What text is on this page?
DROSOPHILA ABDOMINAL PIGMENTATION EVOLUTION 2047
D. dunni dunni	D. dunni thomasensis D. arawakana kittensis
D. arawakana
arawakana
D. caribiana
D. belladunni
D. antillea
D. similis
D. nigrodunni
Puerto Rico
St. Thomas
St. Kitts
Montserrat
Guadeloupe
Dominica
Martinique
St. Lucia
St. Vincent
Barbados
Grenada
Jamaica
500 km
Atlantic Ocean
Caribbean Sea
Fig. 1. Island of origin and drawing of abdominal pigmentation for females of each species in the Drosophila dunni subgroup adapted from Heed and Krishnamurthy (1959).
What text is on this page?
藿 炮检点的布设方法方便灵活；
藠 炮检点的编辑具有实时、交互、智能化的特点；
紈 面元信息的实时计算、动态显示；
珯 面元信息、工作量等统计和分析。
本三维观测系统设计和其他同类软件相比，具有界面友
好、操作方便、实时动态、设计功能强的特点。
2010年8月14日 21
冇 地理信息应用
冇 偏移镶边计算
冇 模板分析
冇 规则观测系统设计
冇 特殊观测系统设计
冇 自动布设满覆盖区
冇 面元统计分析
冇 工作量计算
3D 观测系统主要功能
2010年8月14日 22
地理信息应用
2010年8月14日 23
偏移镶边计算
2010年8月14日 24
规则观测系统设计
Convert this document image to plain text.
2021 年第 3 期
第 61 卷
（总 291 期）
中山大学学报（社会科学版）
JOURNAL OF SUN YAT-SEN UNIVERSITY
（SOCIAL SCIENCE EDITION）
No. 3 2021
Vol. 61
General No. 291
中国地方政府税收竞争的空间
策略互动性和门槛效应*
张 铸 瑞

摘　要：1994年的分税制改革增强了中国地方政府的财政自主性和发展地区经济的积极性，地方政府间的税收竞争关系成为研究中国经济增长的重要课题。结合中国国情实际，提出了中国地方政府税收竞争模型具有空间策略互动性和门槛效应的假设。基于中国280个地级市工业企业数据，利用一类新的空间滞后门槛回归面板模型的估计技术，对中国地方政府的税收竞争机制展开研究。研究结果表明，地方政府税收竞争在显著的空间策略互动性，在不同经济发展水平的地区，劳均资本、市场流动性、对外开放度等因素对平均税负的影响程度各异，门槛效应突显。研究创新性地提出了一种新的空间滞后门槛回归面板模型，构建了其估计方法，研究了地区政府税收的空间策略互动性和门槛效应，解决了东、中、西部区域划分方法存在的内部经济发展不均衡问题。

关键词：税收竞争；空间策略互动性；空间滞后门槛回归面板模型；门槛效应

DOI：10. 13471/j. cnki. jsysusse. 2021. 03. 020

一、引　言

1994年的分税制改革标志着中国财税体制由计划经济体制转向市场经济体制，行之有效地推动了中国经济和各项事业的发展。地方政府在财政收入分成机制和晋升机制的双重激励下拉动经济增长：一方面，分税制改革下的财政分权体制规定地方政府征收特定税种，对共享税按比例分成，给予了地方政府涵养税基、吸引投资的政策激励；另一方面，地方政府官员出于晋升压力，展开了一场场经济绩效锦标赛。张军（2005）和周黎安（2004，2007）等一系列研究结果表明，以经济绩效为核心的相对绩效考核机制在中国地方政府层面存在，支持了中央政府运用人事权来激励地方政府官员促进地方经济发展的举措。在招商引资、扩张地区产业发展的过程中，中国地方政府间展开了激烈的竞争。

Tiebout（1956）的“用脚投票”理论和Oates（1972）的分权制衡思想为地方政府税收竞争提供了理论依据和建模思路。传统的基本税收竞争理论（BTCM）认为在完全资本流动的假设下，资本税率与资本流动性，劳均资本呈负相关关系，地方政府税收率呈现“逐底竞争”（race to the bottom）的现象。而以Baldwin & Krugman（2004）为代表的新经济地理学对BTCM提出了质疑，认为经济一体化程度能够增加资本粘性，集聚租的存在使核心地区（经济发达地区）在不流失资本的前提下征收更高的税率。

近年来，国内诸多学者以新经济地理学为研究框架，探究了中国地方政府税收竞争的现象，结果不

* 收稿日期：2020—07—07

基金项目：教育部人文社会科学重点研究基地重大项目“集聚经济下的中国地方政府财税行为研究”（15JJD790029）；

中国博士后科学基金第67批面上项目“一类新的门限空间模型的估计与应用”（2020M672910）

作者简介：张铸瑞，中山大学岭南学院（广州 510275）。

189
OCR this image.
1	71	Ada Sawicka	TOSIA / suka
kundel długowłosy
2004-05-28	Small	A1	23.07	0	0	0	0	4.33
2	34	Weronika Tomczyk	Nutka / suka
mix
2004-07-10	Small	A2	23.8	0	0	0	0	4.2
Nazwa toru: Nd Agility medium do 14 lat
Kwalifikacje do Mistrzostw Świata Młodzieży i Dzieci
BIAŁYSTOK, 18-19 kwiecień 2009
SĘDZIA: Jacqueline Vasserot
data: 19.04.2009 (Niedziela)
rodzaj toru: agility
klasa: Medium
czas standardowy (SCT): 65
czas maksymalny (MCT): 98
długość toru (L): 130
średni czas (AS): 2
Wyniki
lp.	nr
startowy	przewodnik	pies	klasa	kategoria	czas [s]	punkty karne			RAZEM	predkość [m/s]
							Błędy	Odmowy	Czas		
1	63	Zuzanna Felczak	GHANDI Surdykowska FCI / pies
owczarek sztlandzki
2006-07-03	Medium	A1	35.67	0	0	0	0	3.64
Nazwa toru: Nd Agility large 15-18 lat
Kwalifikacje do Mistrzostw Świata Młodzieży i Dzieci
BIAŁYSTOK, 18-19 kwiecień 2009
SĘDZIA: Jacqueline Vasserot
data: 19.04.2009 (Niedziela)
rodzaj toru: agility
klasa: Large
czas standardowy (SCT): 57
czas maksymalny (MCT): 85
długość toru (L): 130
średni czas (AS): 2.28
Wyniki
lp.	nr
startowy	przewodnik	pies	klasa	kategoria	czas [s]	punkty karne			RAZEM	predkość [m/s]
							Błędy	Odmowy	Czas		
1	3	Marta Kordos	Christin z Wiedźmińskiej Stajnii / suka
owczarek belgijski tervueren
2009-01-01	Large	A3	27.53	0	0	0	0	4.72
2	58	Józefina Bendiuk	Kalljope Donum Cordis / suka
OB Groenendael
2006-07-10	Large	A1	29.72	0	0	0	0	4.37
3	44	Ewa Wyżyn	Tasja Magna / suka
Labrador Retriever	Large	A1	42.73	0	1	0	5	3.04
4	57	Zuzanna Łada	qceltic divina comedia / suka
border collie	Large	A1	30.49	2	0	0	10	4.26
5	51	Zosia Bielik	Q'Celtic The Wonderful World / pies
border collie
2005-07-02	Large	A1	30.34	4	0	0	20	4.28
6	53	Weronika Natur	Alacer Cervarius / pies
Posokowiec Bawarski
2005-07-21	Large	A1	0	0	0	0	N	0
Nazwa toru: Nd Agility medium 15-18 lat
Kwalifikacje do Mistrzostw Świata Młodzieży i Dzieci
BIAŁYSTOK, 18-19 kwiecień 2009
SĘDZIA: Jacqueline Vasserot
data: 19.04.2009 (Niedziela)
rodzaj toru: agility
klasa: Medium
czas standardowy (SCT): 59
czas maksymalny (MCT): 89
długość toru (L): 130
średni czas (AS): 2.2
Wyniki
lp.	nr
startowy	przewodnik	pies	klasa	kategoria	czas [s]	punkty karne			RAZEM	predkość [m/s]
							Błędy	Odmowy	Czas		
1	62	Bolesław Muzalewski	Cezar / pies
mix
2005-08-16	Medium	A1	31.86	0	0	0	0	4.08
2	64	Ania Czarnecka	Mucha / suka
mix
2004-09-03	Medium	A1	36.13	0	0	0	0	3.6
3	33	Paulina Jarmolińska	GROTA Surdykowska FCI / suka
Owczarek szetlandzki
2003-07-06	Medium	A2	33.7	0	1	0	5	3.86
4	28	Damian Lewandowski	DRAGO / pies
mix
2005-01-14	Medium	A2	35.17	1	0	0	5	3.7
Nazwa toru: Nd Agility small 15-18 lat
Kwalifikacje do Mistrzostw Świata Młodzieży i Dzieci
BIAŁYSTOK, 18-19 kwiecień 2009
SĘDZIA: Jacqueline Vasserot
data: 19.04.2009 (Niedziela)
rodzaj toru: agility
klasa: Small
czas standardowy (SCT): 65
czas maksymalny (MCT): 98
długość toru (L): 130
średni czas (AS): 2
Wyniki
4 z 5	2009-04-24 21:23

────────────────────────────────────────

_EXERCISE TASK_
Count the lines above that contain the word "Nazwa", and give only that number.

_OUTPUT FOR THIS EXERCISE_
4